-------- INPUT DATA --------

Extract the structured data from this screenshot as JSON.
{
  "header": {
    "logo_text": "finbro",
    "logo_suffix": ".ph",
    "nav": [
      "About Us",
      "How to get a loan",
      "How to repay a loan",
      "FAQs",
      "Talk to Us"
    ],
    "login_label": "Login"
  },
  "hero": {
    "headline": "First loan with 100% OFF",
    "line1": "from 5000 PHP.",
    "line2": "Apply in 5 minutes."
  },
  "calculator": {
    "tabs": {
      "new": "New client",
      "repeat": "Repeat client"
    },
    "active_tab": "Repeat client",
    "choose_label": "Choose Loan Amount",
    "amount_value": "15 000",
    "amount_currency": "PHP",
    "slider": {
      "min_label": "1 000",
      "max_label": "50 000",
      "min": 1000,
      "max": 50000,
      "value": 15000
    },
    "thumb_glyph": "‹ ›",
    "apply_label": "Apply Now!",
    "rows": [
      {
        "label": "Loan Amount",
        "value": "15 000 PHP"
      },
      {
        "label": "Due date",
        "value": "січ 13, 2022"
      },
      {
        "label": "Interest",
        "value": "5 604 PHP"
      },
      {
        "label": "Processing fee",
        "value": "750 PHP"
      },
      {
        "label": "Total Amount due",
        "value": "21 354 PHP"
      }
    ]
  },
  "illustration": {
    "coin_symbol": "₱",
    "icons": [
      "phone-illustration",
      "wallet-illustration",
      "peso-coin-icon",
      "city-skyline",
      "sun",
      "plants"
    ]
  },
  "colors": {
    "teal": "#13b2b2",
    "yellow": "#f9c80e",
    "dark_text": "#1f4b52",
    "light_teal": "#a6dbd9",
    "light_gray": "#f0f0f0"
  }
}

--------

◆ GOAL
From the entries above, extract each line containing "client".

◆ ANSWER TO THIS PROBLEM
      "new": "New client",
      "repeat": "Repeat client"
    "active_tab": "Repeat client",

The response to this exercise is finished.